**Your goal:**
For the records below, give the count of lines holding the word "range" and nothing more.
** begin **
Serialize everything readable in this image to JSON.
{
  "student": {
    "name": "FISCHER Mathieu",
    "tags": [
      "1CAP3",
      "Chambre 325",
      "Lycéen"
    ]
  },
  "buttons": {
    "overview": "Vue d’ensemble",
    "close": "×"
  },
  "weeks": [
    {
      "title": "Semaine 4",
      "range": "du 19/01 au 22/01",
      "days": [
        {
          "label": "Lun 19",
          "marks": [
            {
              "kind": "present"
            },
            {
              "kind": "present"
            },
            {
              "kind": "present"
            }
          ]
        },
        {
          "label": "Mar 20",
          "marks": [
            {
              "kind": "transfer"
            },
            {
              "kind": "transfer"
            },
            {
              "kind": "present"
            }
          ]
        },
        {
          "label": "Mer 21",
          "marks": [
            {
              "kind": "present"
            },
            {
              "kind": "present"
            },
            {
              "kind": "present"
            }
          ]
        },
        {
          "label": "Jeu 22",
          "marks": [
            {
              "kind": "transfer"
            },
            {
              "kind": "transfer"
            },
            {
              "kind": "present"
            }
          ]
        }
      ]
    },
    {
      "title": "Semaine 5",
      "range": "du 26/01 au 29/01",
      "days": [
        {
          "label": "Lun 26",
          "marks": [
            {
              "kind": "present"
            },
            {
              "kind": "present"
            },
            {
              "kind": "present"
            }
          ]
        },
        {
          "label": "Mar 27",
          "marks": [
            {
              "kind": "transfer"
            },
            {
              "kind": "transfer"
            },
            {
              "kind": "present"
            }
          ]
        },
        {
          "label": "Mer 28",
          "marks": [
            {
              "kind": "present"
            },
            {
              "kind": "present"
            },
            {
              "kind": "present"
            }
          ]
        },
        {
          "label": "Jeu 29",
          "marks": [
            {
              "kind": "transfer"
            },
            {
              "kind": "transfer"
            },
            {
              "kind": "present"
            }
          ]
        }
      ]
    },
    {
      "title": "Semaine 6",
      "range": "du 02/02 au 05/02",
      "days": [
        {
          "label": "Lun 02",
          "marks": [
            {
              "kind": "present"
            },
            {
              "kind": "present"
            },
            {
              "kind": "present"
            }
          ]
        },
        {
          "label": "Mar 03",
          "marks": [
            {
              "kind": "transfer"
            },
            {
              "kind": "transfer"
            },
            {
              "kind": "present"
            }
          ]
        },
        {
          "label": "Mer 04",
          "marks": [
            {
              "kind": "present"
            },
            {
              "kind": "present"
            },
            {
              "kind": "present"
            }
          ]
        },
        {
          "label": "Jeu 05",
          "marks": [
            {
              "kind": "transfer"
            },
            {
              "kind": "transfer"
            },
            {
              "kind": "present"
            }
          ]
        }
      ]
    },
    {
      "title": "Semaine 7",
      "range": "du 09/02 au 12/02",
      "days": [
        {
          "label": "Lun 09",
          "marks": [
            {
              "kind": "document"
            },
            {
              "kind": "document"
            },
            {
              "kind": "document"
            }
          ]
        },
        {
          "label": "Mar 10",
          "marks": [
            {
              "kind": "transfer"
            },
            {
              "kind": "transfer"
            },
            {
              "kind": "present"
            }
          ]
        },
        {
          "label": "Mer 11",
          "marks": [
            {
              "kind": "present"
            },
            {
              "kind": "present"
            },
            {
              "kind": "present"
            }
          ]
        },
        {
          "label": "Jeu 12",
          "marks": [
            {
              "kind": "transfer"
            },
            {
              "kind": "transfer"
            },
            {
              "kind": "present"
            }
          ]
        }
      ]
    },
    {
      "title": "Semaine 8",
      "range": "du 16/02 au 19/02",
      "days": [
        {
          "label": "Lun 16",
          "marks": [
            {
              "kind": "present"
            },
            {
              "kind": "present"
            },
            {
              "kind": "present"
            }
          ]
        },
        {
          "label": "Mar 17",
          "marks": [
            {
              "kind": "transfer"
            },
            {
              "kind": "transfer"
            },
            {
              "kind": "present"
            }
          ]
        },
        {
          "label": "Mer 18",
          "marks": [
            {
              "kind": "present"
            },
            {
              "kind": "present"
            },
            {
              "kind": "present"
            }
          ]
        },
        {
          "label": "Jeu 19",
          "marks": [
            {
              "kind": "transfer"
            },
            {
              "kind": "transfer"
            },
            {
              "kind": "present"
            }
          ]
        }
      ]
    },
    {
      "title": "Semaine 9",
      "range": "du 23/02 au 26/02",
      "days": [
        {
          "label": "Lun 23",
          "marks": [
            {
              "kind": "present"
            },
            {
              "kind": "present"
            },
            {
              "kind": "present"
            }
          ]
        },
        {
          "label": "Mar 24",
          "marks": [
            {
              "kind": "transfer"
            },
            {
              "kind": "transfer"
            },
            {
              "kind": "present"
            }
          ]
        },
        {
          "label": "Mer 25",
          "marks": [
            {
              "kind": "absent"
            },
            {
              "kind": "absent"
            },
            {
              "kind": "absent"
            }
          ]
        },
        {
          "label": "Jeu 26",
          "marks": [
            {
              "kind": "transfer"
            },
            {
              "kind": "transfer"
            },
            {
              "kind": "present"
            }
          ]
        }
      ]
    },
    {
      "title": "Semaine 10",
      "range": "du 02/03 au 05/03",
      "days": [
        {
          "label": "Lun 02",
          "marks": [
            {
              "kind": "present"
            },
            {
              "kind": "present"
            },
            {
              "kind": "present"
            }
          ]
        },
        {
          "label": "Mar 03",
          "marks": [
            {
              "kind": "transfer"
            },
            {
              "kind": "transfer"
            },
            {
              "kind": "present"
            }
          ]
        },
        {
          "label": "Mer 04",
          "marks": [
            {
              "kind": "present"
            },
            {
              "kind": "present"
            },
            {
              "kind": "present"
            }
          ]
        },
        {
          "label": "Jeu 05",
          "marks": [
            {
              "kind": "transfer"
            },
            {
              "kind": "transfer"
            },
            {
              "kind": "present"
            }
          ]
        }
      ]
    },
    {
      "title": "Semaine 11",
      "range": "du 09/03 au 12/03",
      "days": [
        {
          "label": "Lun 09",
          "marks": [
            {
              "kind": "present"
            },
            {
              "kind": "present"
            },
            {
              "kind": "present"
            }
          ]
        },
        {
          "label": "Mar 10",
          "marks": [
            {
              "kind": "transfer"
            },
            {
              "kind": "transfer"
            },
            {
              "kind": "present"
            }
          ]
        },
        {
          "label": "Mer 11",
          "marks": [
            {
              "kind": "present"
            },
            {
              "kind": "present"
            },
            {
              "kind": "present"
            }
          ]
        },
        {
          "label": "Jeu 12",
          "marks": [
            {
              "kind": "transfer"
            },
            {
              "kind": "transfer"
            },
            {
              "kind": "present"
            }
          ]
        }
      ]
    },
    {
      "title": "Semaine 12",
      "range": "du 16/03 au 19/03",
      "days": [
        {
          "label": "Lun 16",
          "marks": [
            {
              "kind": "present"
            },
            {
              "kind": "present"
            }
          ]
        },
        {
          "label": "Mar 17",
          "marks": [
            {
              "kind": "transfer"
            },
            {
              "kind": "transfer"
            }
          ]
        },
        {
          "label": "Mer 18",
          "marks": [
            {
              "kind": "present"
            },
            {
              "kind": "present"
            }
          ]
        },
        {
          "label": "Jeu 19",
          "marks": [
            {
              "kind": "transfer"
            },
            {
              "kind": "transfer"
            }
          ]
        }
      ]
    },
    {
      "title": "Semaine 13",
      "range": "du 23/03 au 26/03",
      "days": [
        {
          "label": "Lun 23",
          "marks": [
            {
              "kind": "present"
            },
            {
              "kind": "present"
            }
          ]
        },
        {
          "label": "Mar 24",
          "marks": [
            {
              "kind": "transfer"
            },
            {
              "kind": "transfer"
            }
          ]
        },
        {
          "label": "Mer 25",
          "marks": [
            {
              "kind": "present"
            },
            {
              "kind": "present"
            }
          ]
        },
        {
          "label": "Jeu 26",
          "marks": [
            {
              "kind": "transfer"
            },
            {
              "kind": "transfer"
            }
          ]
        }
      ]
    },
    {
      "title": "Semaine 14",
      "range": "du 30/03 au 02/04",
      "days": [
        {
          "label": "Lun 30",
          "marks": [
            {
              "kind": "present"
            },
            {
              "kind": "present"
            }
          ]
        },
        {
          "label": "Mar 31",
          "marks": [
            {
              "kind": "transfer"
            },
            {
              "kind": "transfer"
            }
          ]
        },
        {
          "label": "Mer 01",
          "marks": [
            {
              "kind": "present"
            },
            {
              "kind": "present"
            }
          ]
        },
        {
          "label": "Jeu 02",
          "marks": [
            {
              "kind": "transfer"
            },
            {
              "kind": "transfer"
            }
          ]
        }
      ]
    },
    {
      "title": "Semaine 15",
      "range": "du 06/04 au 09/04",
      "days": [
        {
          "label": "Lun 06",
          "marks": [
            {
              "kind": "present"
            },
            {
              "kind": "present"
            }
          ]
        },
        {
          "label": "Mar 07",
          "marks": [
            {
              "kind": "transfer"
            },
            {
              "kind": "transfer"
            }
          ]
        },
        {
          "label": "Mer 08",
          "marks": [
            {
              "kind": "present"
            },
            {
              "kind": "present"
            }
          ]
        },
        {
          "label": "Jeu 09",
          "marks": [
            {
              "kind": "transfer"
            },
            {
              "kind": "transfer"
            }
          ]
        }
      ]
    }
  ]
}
** end **
**Final result:**
12